[begin Dataset content]
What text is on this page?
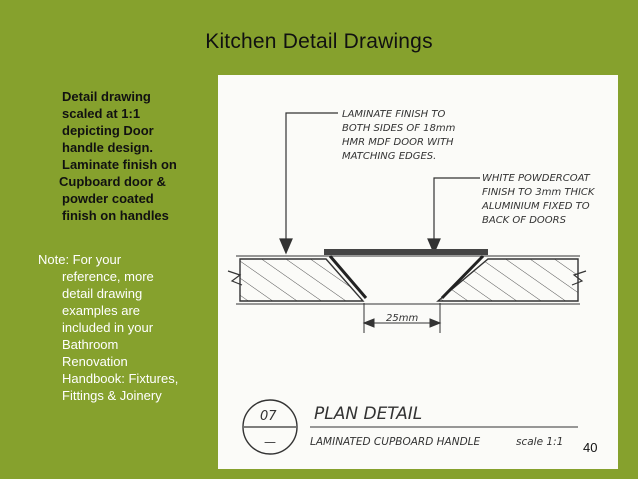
Kitchen Detail Drawings
Detail drawing
scaled at 1:1
depicting Door
handle design.
Laminate finish on
Cupboard door &
powder coated
finish on handles
Note: For your
reference, more
detail drawing
examples are
included in your
Bathroom
Renovation
Handbook: Fixtures,
Fittings & Joinery
25mm
LAMINATE FINISH TO
BOTH SIDES OF 18mm
HMR MDF DOOR WITH
MATCHING EDGES.
WHITE POWDERCOAT
FINISH TO 3mm THICK
ALUMINIUM FIXED TO
BACK OF DOORS
07
—
PLAN DETAIL
LAMINATED CUPBOARD HANDLE	scale 1:1 40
[end Dataset content]
## Problem to work on
Make an exact copy of the data, leaving its pictures out.

## Solution for this task
What text is on this page?
Kitchen Detail Drawings
Detail drawing
scaled at 1:1
depicting Door
handle design.
Laminate finish on
Cupboard door &
powder coated
finish on handles
Note: For your
reference, more
detail drawing
examples are
included in your
Bathroom
Renovation
Handbook: Fixtures,
Fittings & Joinery
25mm
LAMINATE FINISH TO
BOTH SIDES OF 18mm
HMR MDF DOOR WITH
MATCHING EDGES.
WHITE POWDERCOAT
FINISH TO 3mm THICK
ALUMINIUM FIXED TO
BACK OF DOORS
07
—
PLAN DETAIL
LAMINATED CUPBOARD HANDLE	scale 1:1 40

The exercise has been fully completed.